── MATERIAL

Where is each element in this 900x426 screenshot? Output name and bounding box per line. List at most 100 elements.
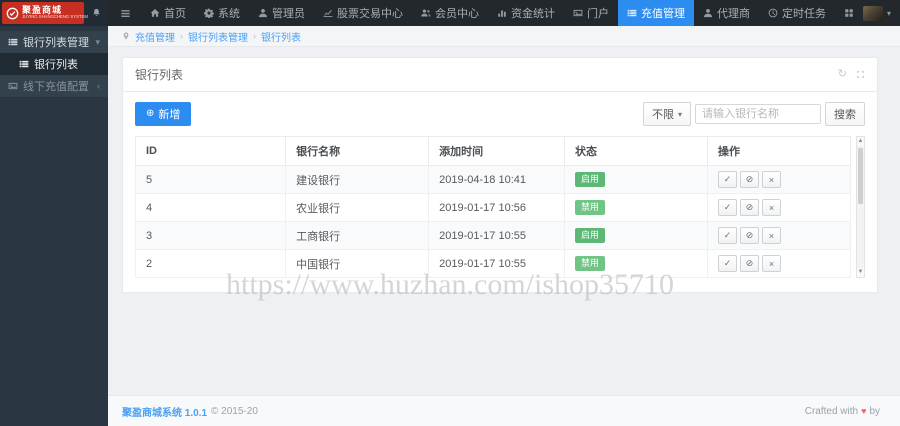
table-header-cell: 状态	[563, 136, 708, 166]
user-icon	[258, 8, 268, 18]
status-filter-dropdown[interactable]: 不限 ▾	[642, 102, 691, 126]
list-icon	[627, 8, 637, 18]
list-icon	[8, 37, 18, 47]
cell-id: 2	[134, 249, 287, 278]
chart-icon	[323, 8, 333, 18]
status-badge: 启用	[574, 172, 605, 187]
cell-bank-name: 工商银行	[285, 221, 430, 250]
brand-logo[interactable]: 聚盈商城 JUYING SHANGCHENG SYSTEM	[2, 2, 88, 24]
scroll-up-arrow[interactable]: ▲	[857, 137, 864, 146]
breadcrumb-link[interactable]: 银行列表	[261, 29, 301, 44]
users-icon	[421, 8, 431, 18]
user-menu[interactable]: ▾	[863, 5, 892, 21]
topnav-item[interactable]: 管理员	[249, 0, 314, 26]
search-input[interactable]	[695, 104, 821, 124]
home-icon	[150, 8, 160, 18]
refresh-icon[interactable]: ↻	[838, 69, 847, 80]
topbar: 首页 系统 管理员 股票交易中心 会员中心 资金统计 门户 充值管理 代理商 定时任务 ▾	[108, 0, 900, 26]
topnav-item[interactable]: 门户	[564, 0, 618, 26]
scroll-down-arrow[interactable]: ▼	[857, 268, 864, 277]
delete-button[interactable]: ×	[761, 199, 781, 216]
user-icon	[703, 8, 713, 18]
chevron-icon: ▾	[95, 36, 100, 47]
table-container: ID 银行名称 添加时间 状态 操作 5 建设银行 2019-04-18 10:41 启用 ✓ ⊘…	[134, 136, 865, 278]
sidebar-subitem[interactable]: 银行列表	[0, 53, 108, 75]
table-row: 2 中国银行 2019-01-17 10:55 禁用 ✓ ⊘ ×	[134, 249, 852, 278]
breadcrumb-link[interactable]: 充值管理	[135, 29, 175, 44]
image-icon	[573, 8, 583, 18]
topnav-item[interactable]: 定时任务	[759, 0, 835, 26]
table-header-cell: 操作	[706, 136, 852, 166]
cell-bank-name: 建设银行	[285, 165, 430, 194]
topnav: 首页 系统 管理员 股票交易中心 会员中心 资金统计 门户 充值管理 代理商 定时任务	[141, 0, 863, 26]
topnav-item[interactable]: 资金统计	[488, 0, 564, 26]
status-badge: 禁用	[574, 256, 605, 271]
enable-button[interactable]: ✓	[717, 171, 737, 188]
bank-list-panel: 银行列表 ↻ ⊕ 新增 不限 ▾ 请输入银行名称 搜索 ID 银行名称 添加时间…	[122, 57, 878, 293]
table-row: 4 农业银行 2019-01-17 10:56 禁用 ✓ ⊘ ×	[134, 193, 852, 222]
table-scrollbar[interactable]: ▲ ▼	[856, 136, 865, 278]
disable-button[interactable]: ⊘	[739, 255, 759, 272]
sidebar-menu: 银行列表管理 ▾ 银行列表 线下充值配置 ‹	[0, 26, 108, 97]
topnav-item[interactable]: 系统	[195, 0, 249, 26]
topnav-item-grid[interactable]	[835, 0, 863, 26]
footer-brand-link[interactable]: 聚盈商城系统 1.0.1	[122, 404, 207, 419]
fullscreen-icon[interactable]	[856, 70, 865, 79]
add-button[interactable]: ⊕ 新增	[135, 102, 192, 126]
topnav-item[interactable]: 首页	[141, 0, 195, 26]
cell-id: 3	[134, 221, 287, 250]
brand-area: 聚盈商城 JUYING SHANGCHENG SYSTEM	[0, 0, 108, 26]
list-icon	[19, 59, 29, 69]
plus-icon: ⊕	[146, 108, 155, 119]
disable-button[interactable]: ⊘	[739, 171, 759, 188]
table-toolbar: ⊕ 新增 不限 ▾ 搜索	[135, 102, 865, 126]
heart-icon: ♥	[861, 406, 867, 416]
disable-button[interactable]: ⊘	[739, 199, 759, 216]
sidebar: 聚盈商城 JUYING SHANGCHENG SYSTEM 银行列表管理 ▾ 银行列…	[0, 0, 108, 426]
topnav-item[interactable]: 代理商	[694, 0, 759, 26]
topnav-item[interactable]: 会员中心	[412, 0, 488, 26]
cell-add-time: 2019-04-18 10:41	[428, 165, 565, 194]
enable-button[interactable]: ✓	[717, 255, 737, 272]
cell-add-time: 2019-01-17 10:55	[428, 221, 565, 250]
image-icon	[8, 81, 18, 91]
status-badge: 启用	[574, 228, 605, 243]
enable-button[interactable]: ✓	[717, 199, 737, 216]
sidebar-item[interactable]: 银行列表管理 ▾	[0, 31, 108, 53]
table-header-cell: 添加时间	[428, 136, 565, 166]
delete-button[interactable]: ×	[761, 227, 781, 244]
gear-icon	[204, 8, 214, 18]
table-header-cell: 银行名称	[285, 136, 430, 166]
grid-icon	[844, 8, 854, 18]
delete-button[interactable]: ×	[761, 255, 781, 272]
main-column: 首页 系统 管理员 股票交易中心 会员中心 资金统计 门户 充值管理 代理商 定时任务 ▾ 充值管…	[108, 0, 900, 426]
caret-down-icon: ▾	[887, 8, 892, 18]
brand-subtitle: JUYING SHANGCHENG SYSTEM	[22, 14, 88, 20]
avatar	[863, 5, 883, 21]
cell-bank-name: 农业银行	[285, 193, 430, 222]
sidebar-toggle-icon[interactable]	[108, 8, 141, 19]
map-pin-icon	[122, 32, 130, 40]
topnav-item[interactable]: 充值管理	[618, 0, 694, 26]
scrollbar-thumb[interactable]	[858, 148, 863, 205]
bar-icon	[497, 8, 507, 18]
search-button[interactable]: 搜索	[825, 102, 865, 126]
panel-body: ⊕ 新增 不限 ▾ 搜索	[123, 92, 877, 292]
breadcrumb-link[interactable]: 银行列表管理	[188, 29, 248, 44]
bank-table: ID 银行名称 添加时间 状态 操作 5 建设银行 2019-04-18 10:41 启用 ✓ ⊘…	[134, 136, 852, 278]
status-badge: 禁用	[574, 200, 605, 215]
disable-button[interactable]: ⊘	[739, 227, 759, 244]
footer-copyright: © 2015-20	[211, 405, 258, 417]
app-window: 聚盈商城 JUYING SHANGCHENG SYSTEM 银行列表管理 ▾ 银行列…	[0, 0, 900, 426]
topnav-item[interactable]: 股票交易中心	[314, 0, 412, 26]
cell-bank-name: 中国银行	[285, 249, 430, 278]
cell-id: 4	[134, 193, 287, 222]
enable-button[interactable]: ✓	[717, 227, 737, 244]
footer: 聚盈商城系统 1.0.1 © 2015-20 Crafted with ♥ by	[108, 395, 900, 426]
breadcrumb: 充值管理 › 银行列表管理 › 银行列表	[108, 26, 900, 47]
clock-icon	[768, 8, 778, 18]
cell-id: 5	[134, 165, 287, 194]
sidebar-item[interactable]: 线下充值配置 ‹	[0, 75, 108, 97]
table-row: 5 建设银行 2019-04-18 10:41 启用 ✓ ⊘ ×	[134, 165, 852, 194]
delete-button[interactable]: ×	[761, 171, 781, 188]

────

**TASK DESCRIPTION:** Present every line of the data above as a Markdown table with the columns "No." and "Line", numbering each row and skipping blank lines. Leave the pictures out of the table.

**WRITTEN SOLUTION:**
| No. | Line |
|---|---|
| 1 | Where is each element in this 900x426 screenshot? Output name and bounding box per line. List at most 100 elements. |
| 2 | table-header-cell: 状态	[563, 136, 708, 166] |
| 3 | user-icon	[258, 8, 268, 18] |
| 4 | status-filter-dropdown[interactable]: 不限 ▾	[642, 102, 691, 126] |
| 5 | list-icon	[627, 8, 637, 18] |
| 6 | list-icon	[8, 37, 18, 47] |
| 7 | cell-id: 2	[134, 249, 287, 278] |
| 8 | chart-icon	[323, 8, 333, 18] |
| 9 | status-badge: 启用	[574, 172, 605, 187] |
| 10 | cell-bank-name: 工商银行	[285, 221, 430, 250] |
| 11 | brand-logo[interactable]: 聚盈商城 JUYING SHANGCHENG SYSTEM	[2, 2, 88, 24] |
| 12 | scroll-up-arrow[interactable]: ▲	[857, 137, 864, 146] |
| 13 | breadcrumb-link[interactable]: 银行列表	[261, 29, 301, 44] |
| 14 | users-icon	[421, 8, 431, 18] |
| 15 | user-menu[interactable]: ▾	[863, 5, 892, 21] |
| 16 | topnav-item[interactable]: 管理员	[249, 0, 314, 26] |
| 17 | search-input[interactable]	[695, 104, 821, 124] |
| 18 | home-icon	[150, 8, 160, 18] |
| 19 | refresh-icon[interactable]: ↻	[838, 69, 847, 80] |
| 20 | topbar: 首页 系统 管理员 股票交易中心 会员中心 资金统计 门户 充值管理 代理商 定时任务 ▾	[108, 0, 900, 26] |
| 21 | topnav-item[interactable]: 门户	[564, 0, 618, 26] |
| 22 | scroll-down-arrow[interactable]: ▼	[857, 268, 864, 277] |
| 23 | delete-button[interactable]: ×	[761, 199, 781, 216] |
| 24 | user-icon	[703, 8, 713, 18] |
| 25 | chevron-icon: ▾	[95, 36, 100, 47] |
| 26 | table-container: ID 银行名称 添加时间 状态 操作 5 建设银行 2019-04-18 10:41 启用 ✓ ⊘…	[134, 136, 865, 278] |
| 27 | sidebar-subitem[interactable]: 银行列表	[0, 53, 108, 75] |
| 28 | table-row: 2 中国银行 2019-01-17 10:55 禁用 ✓ ⊘ ×	[134, 249, 852, 278] |
| 29 | breadcrumb-link[interactable]: 充值管理	[135, 29, 175, 44] |
| 30 | image-icon	[573, 8, 583, 18] |
| 31 | topnav-item[interactable]: 定时任务	[759, 0, 835, 26] |
| 32 | table-header-cell: 操作	[706, 136, 852, 166] |
| 33 | cell-bank-name: 建设银行	[285, 165, 430, 194] |
| 34 | topnav: 首页 系统 管理员 股票交易中心 会员中心 资金统计 门户 充值管理 代理商 定时任务	[141, 0, 863, 26] |
| 35 | topnav-item[interactable]: 资金统计	[488, 0, 564, 26] |
| 36 | status-badge: 禁用	[574, 256, 605, 271] |
| 37 | enable-button[interactable]: ✓	[717, 171, 737, 188] |
| 38 | bank-list-panel: 银行列表 ↻ ⊕ 新增 不限 ▾ 请输入银行名称 搜索 ID 银行名称 添加时间…	[122, 57, 878, 293] |
| 39 | table-row: 4 农业银行 2019-01-17 10:56 禁用 ✓ ⊘ ×	[134, 193, 852, 222] |
| 40 | table-scrollbar[interactable]: ▲ ▼	[856, 136, 865, 278] |
| 41 | disable-button[interactable]: ⊘	[739, 255, 759, 272] |
| 42 | sidebar-menu: 银行列表管理 ▾ 银行列表 线下充值配置 ‹	[0, 26, 108, 97] |
| 43 | topnav-item[interactable]: 系统	[195, 0, 249, 26] |
| 44 | topnav-item-grid[interactable]	[835, 0, 863, 26] |
| 45 | footer-brand-link[interactable]: 聚盈商城系统 1.0.1	[122, 404, 207, 419] |
| 46 | fullscreen-icon[interactable]	[856, 70, 865, 79] |
| 47 | add-button[interactable]: ⊕ 新增	[135, 102, 192, 126] |
| 48 | topnav-item[interactable]: 首页	[141, 0, 195, 26] |
| 49 | cell-id: 3	[134, 221, 287, 250] |
| 50 | brand-area: 聚盈商城 JUYING SHANGCHENG SYSTEM	[0, 0, 108, 26] |
| 51 | list-icon	[19, 59, 29, 69] |
| 52 | plus-icon: ⊕	[146, 108, 155, 119] |
| 53 | disable-button[interactable]: ⊘	[739, 171, 759, 188] |
| 54 | table-toolbar: ⊕ 新增 不限 ▾ 搜索	[135, 102, 865, 126] |
| 55 | heart-icon: ♥	[861, 406, 867, 416] |
| 56 | disable-button[interactable]: ⊘	[739, 199, 759, 216] |
| 57 | sidebar: 聚盈商城 JUYING SHANGCHENG SYSTEM 银行列表管理 ▾ 银行列…	[0, 0, 108, 426] |
| 58 | topnav-item[interactable]: 代理商	[694, 0, 759, 26] |
| 59 | topnav-item[interactable]: 会员中心	[412, 0, 488, 26] |
| 60 | cell-add-time: 2019-04-18 10:41	[428, 165, 565, 194] |
| 61 | enable-button[interactable]: ✓	[717, 255, 737, 272] |
| 62 | cell-add-time: 2019-01-17 10:55	[428, 221, 565, 250] |
| 63 | image-icon	[8, 81, 18, 91] |
| 64 | status-badge: 启用	[574, 228, 605, 243] |
| 65 | enable-button[interactable]: ✓	[717, 199, 737, 216] |
| 66 | sidebar-item[interactable]: 银行列表管理 ▾	[0, 31, 108, 53] |
| 67 | table-header-cell: 添加时间	[428, 136, 565, 166] |
| 68 | delete-button[interactable]: ×	[761, 227, 781, 244] |
| 69 | gear-icon	[204, 8, 214, 18] |
| 70 | table-header-cell: 银行名称	[285, 136, 430, 166] |
| 71 | grid-icon	[844, 8, 854, 18] |
| 72 | delete-button[interactable]: ×	[761, 255, 781, 272] |
| 73 | main-column: 首页 系统 管理员 股票交易中心 会员中心 资金统计 门户 充值管理 代理商 定时任务 ▾ 充值管…	[108, 0, 900, 426] |
| 74 | caret-down-icon: ▾	[887, 8, 892, 18] |
| 75 | brand-subtitle: JUYING SHANGCHENG SYSTEM	[22, 14, 88, 20] |
| 76 | avatar	[863, 5, 883, 21] |
| 77 | cell-bank-name: 农业银行	[285, 193, 430, 222] |
| 78 | sidebar-toggle-icon[interactable]	[108, 8, 141, 19] |
| 79 | map-pin-icon	[122, 32, 130, 40] |
| 80 | topnav-item[interactable]: 充值管理	[618, 0, 694, 26] |
| 81 | scrollbar-thumb[interactable]	[858, 148, 863, 205] |
| 82 | bar-icon	[497, 8, 507, 18] |
| 83 | search-button[interactable]: 搜索	[825, 102, 865, 126] |
| 84 | panel-body: ⊕ 新增 不限 ▾ 搜索	[123, 92, 877, 292] |
| 85 | breadcrumb-link[interactable]: 银行列表管理	[188, 29, 248, 44] |
| 86 | bank-table: ID 银行名称 添加时间 状态 操作 5 建设银行 2019-04-18 10:41 启用 ✓ ⊘…	[134, 136, 852, 278] |
| 87 | status-badge: 禁用	[574, 200, 605, 215] |
| 88 | disable-button[interactable]: ⊘	[739, 227, 759, 244] |
| 89 | footer-copyright: © 2015-20	[211, 405, 258, 417] |
| 90 | app-window: 聚盈商城 JUYING SHANGCHENG SYSTEM 银行列表管理 ▾ 银行列…	[0, 0, 900, 426] |
| 91 | topnav-item[interactable]: 股票交易中心	[314, 0, 412, 26] |
| 92 | cell-bank-name: 中国银行	[285, 249, 430, 278] |
| 93 | cell-id: 4	[134, 193, 287, 222] |
| 94 | enable-button[interactable]: ✓	[717, 227, 737, 244] |
| 95 | footer: 聚盈商城系统 1.0.1 © 2015-20 Crafted with ♥ by	[108, 395, 900, 426] |
| 96 | breadcrumb: 充值管理 › 银行列表管理 › 银行列表	[108, 26, 900, 47] |
| 97 | clock-icon	[768, 8, 778, 18] |
| 98 | cell-id: 5	[134, 165, 287, 194] |
| 99 | sidebar-item[interactable]: 线下充值配置 ‹	[0, 75, 108, 97] |
| 100 | table-row: 5 建设银行 2019-04-18 10:41 启用 ✓ ⊘ ×	[134, 165, 852, 194] |
| 101 | delete-button[interactable]: ×	[761, 171, 781, 188] |